What the exercise asks => Copy verbatim the lines of the material below, from its first line up to and including the line that contains "- Text: GSM43072: GSM43072: [125, 235, 135, 291]".
---
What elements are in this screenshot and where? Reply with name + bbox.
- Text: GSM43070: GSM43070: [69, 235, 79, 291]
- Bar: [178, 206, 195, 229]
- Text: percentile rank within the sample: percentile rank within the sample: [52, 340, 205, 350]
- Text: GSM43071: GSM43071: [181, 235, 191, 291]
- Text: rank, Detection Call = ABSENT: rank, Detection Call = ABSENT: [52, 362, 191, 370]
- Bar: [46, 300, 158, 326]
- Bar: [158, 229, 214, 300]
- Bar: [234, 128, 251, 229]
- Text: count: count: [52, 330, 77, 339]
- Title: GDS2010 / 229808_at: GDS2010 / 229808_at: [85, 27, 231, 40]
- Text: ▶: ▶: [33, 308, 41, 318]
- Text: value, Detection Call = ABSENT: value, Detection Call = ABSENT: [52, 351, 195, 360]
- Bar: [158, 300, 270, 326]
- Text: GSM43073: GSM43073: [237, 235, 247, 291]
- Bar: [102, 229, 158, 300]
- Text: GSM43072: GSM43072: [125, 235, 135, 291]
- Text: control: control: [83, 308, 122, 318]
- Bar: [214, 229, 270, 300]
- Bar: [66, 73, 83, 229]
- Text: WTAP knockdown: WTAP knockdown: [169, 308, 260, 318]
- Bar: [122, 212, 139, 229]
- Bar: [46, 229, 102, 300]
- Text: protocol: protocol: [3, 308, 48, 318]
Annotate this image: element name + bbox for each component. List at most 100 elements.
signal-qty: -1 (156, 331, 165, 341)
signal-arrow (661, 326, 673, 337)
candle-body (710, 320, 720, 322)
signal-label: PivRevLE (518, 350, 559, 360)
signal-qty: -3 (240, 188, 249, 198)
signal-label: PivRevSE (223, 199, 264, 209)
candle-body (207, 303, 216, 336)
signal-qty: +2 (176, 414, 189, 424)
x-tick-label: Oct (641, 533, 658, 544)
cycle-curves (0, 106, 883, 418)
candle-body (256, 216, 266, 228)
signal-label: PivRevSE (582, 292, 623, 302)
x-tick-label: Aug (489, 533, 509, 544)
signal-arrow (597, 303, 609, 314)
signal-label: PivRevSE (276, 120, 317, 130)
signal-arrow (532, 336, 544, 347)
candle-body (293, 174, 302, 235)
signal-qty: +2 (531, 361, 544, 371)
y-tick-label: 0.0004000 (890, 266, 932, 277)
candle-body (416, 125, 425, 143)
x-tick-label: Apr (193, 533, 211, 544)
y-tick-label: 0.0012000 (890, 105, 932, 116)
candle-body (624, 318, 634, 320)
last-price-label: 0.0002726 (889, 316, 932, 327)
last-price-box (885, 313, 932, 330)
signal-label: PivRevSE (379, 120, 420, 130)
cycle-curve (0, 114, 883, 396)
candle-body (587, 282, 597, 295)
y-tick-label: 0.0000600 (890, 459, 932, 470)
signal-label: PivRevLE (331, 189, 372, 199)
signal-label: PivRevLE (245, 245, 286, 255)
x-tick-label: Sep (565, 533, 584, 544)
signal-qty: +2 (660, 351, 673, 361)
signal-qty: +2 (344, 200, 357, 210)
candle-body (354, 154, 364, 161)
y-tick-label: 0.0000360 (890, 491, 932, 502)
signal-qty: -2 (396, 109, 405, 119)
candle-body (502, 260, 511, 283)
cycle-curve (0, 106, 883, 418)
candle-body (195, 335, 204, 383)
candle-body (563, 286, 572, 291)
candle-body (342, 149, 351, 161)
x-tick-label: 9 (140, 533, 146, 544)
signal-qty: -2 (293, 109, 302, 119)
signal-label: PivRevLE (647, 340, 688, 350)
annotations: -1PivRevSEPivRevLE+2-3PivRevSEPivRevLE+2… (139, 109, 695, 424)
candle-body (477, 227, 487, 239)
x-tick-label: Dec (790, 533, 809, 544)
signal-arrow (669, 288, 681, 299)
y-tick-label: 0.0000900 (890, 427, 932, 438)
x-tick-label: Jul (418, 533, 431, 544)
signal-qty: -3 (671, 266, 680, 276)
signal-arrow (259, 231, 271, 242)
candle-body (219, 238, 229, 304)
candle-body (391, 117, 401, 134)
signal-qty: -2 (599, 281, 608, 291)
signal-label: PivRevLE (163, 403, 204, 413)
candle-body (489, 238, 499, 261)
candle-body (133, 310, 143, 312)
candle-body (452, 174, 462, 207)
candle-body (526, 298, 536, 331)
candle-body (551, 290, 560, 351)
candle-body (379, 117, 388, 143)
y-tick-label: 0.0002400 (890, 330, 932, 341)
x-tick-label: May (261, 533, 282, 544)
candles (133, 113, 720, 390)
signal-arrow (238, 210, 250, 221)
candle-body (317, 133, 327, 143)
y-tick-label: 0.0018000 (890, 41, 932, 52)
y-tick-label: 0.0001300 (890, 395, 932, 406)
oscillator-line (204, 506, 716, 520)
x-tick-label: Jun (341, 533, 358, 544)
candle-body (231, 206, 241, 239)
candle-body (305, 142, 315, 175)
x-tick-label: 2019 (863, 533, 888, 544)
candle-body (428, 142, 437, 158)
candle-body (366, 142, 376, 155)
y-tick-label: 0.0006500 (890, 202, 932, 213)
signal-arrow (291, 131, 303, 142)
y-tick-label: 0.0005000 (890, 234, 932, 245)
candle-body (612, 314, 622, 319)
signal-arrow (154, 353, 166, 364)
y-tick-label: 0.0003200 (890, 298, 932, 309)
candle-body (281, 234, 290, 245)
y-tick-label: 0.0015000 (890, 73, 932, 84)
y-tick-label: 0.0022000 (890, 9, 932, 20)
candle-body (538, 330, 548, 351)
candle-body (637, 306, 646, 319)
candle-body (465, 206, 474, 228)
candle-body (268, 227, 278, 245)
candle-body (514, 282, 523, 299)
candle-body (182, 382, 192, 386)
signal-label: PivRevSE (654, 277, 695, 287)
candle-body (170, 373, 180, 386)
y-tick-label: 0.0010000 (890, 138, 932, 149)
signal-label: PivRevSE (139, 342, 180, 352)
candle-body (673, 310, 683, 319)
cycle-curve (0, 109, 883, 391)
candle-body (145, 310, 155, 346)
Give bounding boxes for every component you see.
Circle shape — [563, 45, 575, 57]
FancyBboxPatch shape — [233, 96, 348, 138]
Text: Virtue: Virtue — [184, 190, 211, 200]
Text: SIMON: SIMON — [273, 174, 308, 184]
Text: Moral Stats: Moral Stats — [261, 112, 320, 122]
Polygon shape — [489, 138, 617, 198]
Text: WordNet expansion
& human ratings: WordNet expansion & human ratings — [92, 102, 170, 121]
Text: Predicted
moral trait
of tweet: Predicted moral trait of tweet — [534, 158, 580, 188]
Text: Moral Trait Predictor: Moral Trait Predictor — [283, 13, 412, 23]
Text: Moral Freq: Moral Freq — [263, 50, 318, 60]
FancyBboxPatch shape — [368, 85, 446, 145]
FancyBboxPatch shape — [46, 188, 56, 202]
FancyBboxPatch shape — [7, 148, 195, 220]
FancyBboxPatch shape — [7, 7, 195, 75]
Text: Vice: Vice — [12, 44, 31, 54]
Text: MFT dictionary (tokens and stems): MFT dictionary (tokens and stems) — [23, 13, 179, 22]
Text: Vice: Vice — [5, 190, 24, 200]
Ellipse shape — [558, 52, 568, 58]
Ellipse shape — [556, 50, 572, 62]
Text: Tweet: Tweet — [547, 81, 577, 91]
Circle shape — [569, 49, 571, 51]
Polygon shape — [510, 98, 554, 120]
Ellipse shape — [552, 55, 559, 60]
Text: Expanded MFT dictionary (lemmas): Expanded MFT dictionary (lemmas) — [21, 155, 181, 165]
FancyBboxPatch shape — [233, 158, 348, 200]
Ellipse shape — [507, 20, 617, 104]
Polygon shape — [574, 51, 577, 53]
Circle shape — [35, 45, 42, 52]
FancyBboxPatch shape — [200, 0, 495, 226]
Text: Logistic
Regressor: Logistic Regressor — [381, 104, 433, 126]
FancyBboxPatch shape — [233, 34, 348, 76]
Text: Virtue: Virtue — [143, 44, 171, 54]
---
Solution to this problem =>
What elements are in this screenshot and where? Reply with name + bbox.
- Text: GSM43070: GSM43070: [69, 235, 79, 291]
- Bar: [178, 206, 195, 229]
- Text: percentile rank within the sample: percentile rank within the sample: [52, 340, 205, 350]
- Text: GSM43071: GSM43071: [181, 235, 191, 291]
- Text: rank, Detection Call = ABSENT: rank, Detection Call = ABSENT: [52, 362, 191, 370]
- Bar: [46, 300, 158, 326]
- Bar: [158, 229, 214, 300]
- Bar: [234, 128, 251, 229]
- Text: count: count: [52, 330, 77, 339]
- Title: GDS2010 / 229808_at: GDS2010 / 229808_at: [85, 27, 231, 40]
- Text: ▶: ▶: [33, 308, 41, 318]
- Text: value, Detection Call = ABSENT: value, Detection Call = ABSENT: [52, 351, 195, 360]
- Bar: [158, 300, 270, 326]
- Text: GSM43073: GSM43073: [237, 235, 247, 291]
- Bar: [102, 229, 158, 300]
- Text: GSM43072: GSM43072: [125, 235, 135, 291]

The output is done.